--- Exercise aim ---
Of all the lines in these entries, how many contain the string "اطباء"? Give only that count.

▬▬▬▬▬▬

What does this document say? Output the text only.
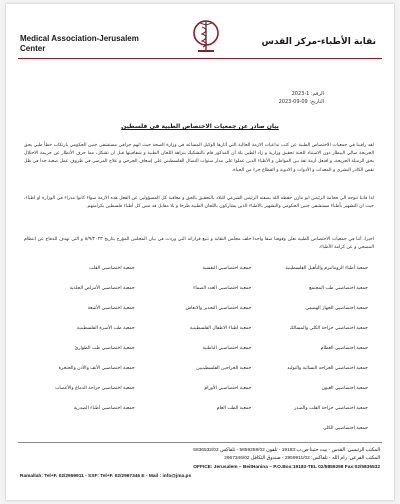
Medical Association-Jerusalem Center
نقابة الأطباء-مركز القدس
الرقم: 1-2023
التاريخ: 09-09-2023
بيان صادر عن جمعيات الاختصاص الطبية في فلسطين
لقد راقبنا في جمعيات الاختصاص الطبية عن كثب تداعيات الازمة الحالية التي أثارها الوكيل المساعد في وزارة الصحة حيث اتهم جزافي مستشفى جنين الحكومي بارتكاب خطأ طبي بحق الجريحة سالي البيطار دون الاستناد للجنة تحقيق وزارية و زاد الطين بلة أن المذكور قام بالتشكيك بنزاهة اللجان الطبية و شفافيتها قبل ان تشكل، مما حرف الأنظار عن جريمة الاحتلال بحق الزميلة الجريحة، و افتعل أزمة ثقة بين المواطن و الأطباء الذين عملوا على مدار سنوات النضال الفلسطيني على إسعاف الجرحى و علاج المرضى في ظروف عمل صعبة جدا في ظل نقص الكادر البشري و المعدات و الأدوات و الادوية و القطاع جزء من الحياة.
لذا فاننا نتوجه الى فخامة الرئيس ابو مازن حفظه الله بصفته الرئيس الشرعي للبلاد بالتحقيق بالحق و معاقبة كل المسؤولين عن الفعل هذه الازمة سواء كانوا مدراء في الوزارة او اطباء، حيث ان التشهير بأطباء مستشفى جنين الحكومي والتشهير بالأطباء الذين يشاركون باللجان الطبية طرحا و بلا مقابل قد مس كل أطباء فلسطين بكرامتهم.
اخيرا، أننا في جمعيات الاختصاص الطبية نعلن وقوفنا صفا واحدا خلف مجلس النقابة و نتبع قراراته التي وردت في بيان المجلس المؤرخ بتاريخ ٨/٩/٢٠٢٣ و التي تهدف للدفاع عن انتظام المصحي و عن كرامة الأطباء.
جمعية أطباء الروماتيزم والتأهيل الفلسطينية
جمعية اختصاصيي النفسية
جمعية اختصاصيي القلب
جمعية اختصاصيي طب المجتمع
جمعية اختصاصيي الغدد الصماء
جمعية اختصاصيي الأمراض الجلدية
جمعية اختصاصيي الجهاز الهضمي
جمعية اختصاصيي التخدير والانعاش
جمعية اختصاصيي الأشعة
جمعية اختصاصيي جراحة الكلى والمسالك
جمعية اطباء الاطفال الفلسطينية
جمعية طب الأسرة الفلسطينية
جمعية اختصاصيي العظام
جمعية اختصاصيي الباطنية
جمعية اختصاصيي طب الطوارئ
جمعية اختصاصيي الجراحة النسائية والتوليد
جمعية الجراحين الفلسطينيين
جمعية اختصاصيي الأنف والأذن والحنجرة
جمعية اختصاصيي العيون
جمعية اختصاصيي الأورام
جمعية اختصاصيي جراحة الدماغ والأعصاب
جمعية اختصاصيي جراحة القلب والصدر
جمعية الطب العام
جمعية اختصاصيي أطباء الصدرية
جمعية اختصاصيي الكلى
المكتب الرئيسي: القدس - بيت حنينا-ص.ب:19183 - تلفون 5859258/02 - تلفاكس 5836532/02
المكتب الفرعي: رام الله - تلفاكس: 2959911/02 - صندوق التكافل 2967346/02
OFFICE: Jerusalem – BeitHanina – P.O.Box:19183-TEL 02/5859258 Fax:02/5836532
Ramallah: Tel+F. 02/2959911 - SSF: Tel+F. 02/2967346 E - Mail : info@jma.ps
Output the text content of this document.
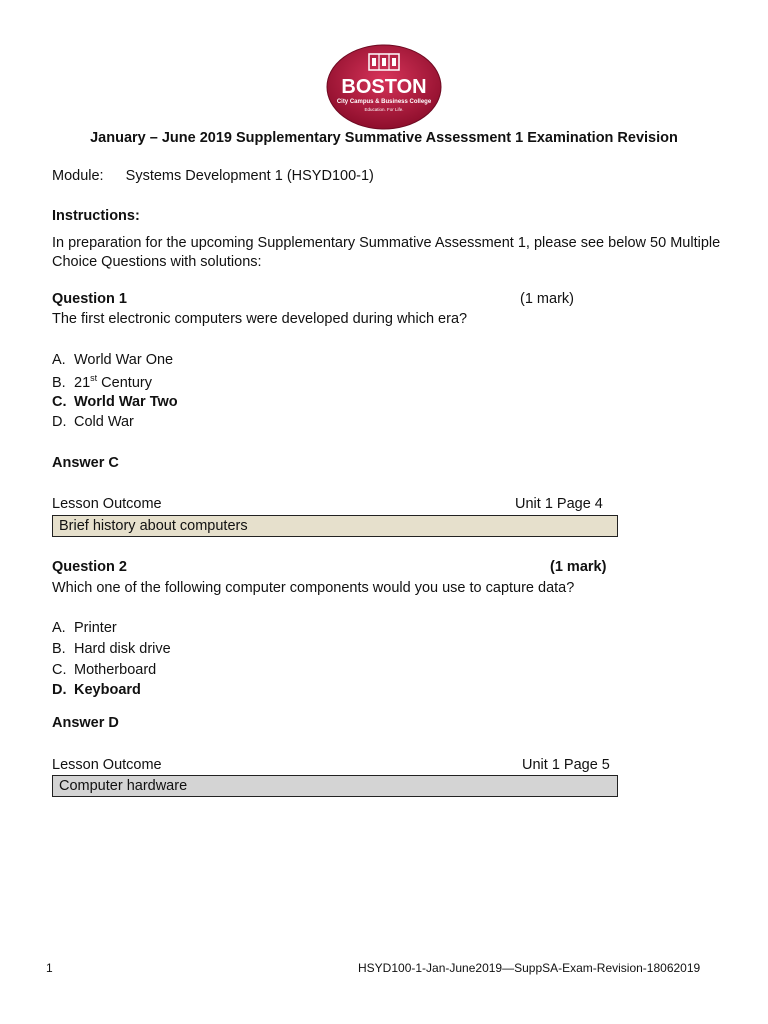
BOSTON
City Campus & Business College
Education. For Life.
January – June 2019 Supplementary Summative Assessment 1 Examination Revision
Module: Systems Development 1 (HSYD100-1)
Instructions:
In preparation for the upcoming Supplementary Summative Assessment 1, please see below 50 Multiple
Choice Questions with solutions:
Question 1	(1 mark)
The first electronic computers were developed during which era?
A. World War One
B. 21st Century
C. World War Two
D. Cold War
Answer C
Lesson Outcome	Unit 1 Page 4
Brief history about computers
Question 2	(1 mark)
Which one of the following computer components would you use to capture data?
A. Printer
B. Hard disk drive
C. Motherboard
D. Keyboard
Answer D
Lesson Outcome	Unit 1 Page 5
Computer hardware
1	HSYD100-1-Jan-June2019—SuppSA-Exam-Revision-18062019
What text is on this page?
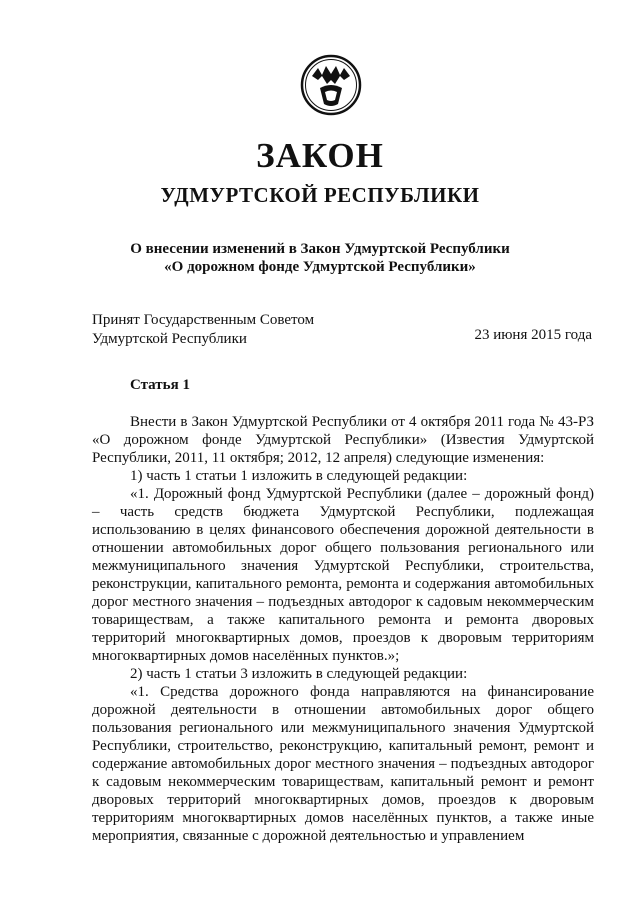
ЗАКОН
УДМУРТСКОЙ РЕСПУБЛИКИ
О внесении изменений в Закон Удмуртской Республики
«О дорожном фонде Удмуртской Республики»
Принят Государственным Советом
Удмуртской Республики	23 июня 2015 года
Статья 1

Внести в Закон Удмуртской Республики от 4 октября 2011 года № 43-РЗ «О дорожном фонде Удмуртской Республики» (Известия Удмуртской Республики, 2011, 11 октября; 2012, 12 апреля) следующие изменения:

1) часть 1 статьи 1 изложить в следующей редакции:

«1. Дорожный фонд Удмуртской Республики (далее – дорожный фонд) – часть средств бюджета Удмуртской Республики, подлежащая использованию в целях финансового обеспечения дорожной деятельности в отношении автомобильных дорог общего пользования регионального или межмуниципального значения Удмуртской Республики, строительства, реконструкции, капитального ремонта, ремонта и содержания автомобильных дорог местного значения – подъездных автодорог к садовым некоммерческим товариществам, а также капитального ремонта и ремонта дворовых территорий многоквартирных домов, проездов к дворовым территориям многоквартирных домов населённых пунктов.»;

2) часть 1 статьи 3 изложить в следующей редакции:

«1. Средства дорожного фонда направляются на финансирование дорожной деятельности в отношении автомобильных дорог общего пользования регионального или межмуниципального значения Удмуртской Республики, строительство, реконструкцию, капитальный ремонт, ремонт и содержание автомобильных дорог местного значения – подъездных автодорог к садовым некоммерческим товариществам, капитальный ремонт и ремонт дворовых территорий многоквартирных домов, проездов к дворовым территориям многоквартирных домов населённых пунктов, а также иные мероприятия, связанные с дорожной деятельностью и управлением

▬▬▬▬▬▬

--- Complete output ---
2